#### What you have to do:
Please write out the complete listing that follows, exactly as it reads.

#### Data records:
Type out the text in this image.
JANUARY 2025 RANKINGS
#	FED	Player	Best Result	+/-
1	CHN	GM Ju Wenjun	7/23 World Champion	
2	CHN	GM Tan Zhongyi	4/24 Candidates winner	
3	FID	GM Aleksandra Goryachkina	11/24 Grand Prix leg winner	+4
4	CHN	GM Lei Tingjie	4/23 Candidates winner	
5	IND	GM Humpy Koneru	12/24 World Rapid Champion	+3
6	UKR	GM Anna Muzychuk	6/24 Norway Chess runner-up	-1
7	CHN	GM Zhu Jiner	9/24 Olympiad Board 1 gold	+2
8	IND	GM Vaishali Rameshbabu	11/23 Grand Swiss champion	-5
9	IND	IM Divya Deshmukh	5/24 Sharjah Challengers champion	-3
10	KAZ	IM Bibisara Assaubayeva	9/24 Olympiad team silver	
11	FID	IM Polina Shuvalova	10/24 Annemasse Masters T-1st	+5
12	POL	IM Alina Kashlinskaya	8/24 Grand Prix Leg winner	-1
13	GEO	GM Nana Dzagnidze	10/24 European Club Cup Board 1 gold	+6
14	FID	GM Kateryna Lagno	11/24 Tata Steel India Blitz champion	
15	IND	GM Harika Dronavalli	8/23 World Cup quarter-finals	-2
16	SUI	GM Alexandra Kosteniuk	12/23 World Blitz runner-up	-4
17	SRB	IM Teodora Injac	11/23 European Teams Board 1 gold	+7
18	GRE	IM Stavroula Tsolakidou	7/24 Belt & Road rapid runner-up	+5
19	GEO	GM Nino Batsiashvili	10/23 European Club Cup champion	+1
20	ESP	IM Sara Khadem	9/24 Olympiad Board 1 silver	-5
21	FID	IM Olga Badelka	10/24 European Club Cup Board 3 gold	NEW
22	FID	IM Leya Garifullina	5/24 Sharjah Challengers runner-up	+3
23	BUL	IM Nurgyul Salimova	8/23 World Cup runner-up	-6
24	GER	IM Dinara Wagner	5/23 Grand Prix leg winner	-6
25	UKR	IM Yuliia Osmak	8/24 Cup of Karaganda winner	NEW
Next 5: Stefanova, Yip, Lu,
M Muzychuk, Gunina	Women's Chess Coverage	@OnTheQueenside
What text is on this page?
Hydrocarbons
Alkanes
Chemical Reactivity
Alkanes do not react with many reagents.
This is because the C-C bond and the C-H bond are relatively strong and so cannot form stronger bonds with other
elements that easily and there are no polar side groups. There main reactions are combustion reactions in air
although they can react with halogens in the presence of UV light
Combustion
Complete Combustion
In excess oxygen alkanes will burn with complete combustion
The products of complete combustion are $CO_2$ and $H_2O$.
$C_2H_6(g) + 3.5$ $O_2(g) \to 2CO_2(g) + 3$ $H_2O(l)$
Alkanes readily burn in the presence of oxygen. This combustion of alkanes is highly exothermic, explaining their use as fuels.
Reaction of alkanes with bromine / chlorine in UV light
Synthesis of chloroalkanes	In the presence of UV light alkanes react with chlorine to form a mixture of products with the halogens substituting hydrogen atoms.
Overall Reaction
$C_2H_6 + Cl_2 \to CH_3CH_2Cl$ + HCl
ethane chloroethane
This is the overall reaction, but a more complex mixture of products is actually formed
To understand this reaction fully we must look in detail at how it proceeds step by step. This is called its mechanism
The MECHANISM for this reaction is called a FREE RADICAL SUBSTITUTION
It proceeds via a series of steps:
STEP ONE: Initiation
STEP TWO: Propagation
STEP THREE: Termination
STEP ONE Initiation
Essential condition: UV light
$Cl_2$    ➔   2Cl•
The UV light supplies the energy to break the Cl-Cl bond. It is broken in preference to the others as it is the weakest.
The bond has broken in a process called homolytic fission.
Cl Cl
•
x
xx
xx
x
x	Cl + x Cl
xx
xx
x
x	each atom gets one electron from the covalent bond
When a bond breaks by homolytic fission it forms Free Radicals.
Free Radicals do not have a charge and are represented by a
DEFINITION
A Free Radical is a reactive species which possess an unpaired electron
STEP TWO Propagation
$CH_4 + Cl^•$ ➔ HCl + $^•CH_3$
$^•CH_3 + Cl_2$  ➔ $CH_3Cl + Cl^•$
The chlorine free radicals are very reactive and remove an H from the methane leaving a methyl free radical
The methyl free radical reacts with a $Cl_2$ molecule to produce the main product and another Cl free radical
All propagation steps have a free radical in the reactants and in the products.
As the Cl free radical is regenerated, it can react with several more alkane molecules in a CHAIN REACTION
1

#### Written solution:
Type out the text in this image.
JANUARY 2025 RANKINGS
#	FED	Player	Best Result	+/-
1	CHN	GM Ju Wenjun	7/23 World Champion	
2	CHN	GM Tan Zhongyi	4/24 Candidates winner	
3	FID	GM Aleksandra Goryachkina	11/24 Grand Prix leg winner	+4
4	CHN	GM Lei Tingjie	4/23 Candidates winner	
5	IND	GM Humpy Koneru	12/24 World Rapid Champion	+3
6	UKR	GM Anna Muzychuk	6/24 Norway Chess runner-up	-1
7	CHN	GM Zhu Jiner	9/24 Olympiad Board 1 gold	+2
8	IND	GM Vaishali Rameshbabu	11/23 Grand Swiss champion	-5
9	IND	IM Divya Deshmukh	5/24 Sharjah Challengers champion	-3
10	KAZ	IM Bibisara Assaubayeva	9/24 Olympiad team silver	
11	FID	IM Polina Shuvalova	10/24 Annemasse Masters T-1st	+5
12	POL	IM Alina Kashlinskaya	8/24 Grand Prix Leg winner	-1
13	GEO	GM Nana Dzagnidze	10/24 European Club Cup Board 1 gold	+6
14	FID	GM Kateryna Lagno	11/24 Tata Steel India Blitz champion	
15	IND	GM Harika Dronavalli	8/23 World Cup quarter-finals	-2
16	SUI	GM Alexandra Kosteniuk	12/23 World Blitz runner-up	-4
17	SRB	IM Teodora Injac	11/23 European Teams Board 1 gold	+7
18	GRE	IM Stavroula Tsolakidou	7/24 Belt & Road rapid runner-up	+5
19	GEO	GM Nino Batsiashvili	10/23 European Club Cup champion	+1
20	ESP	IM Sara Khadem	9/24 Olympiad Board 1 silver	-5
21	FID	IM Olga Badelka	10/24 European Club Cup Board 3 gold	NEW
22	FID	IM Leya Garifullina	5/24 Sharjah Challengers runner-up	+3
23	BUL	IM Nurgyul Salimova	8/23 World Cup runner-up	-6
24	GER	IM Dinara Wagner	5/23 Grand Prix leg winner	-6
25	UKR	IM Yuliia Osmak	8/24 Cup of Karaganda winner	NEW
Next 5: Stefanova, Yip, Lu,
M Muzychuk, Gunina	Women's Chess Coverage	@OnTheQueenside
What text is on this page?
Hydrocarbons
Alkanes
Chemical Reactivity
Alkanes do not react with many reagents.
This is because the C-C bond and the C-H bond are relatively strong and so cannot form stronger bonds with other
elements that easily and there are no polar side groups. There main reactions are combustion reactions in air
although they can react with halogens in the presence of UV light
Combustion
Complete Combustion
In excess oxygen alkanes will burn with complete combustion
The products of complete combustion are $CO_2$ and $H_2O$.
$C_2H_6(g) + 3.5$ $O_2(g) \to 2CO_2(g) + 3$ $H_2O(l)$
Alkanes readily burn in the presence of oxygen. This combustion of alkanes is highly exothermic, explaining their use as fuels.
Reaction of alkanes with bromine / chlorine in UV light
Synthesis of chloroalkanes	In the presence of UV light alkanes react with chlorine to form a mixture of products with the halogens substituting hydrogen atoms.
Overall Reaction
$C_2H_6 + Cl_2 \to CH_3CH_2Cl$ + HCl
ethane chloroethane
This is the overall reaction, but a more complex mixture of products is actually formed
To understand this reaction fully we must look in detail at how it proceeds step by step. This is called its mechanism
The MECHANISM for this reaction is called a FREE RADICAL SUBSTITUTION
It proceeds via a series of steps:
STEP ONE: Initiation
STEP TWO: Propagation
STEP THREE: Termination
STEP ONE Initiation
Essential condition: UV light
$Cl_2$    ➔   2Cl•
The UV light supplies the energy to break the Cl-Cl bond. It is broken in preference to the others as it is the weakest.
The bond has broken in a process called homolytic fission.
Cl Cl
•
x
xx
xx
x
x	Cl + x Cl
xx
xx
x
x	each atom gets one electron from the covalent bond
When a bond breaks by homolytic fission it forms Free Radicals.
Free Radicals do not have a charge and are represented by a
DEFINITION
A Free Radical is a reactive species which possess an unpaired electron
STEP TWO Propagation
$CH_4 + Cl^•$ ➔ HCl + $^•CH_3$
$^•CH_3 + Cl_2$  ➔ $CH_3Cl + Cl^•$
The chlorine free radicals are very reactive and remove an H from the methane leaving a methyl free radical
The methyl free radical reacts with a $Cl_2$ molecule to produce the main product and another Cl free radical
All propagation steps have a free radical in the reactants and in the products.
As the Cl free radical is regenerated, it can react with several more alkane molecules in a CHAIN REACTION
1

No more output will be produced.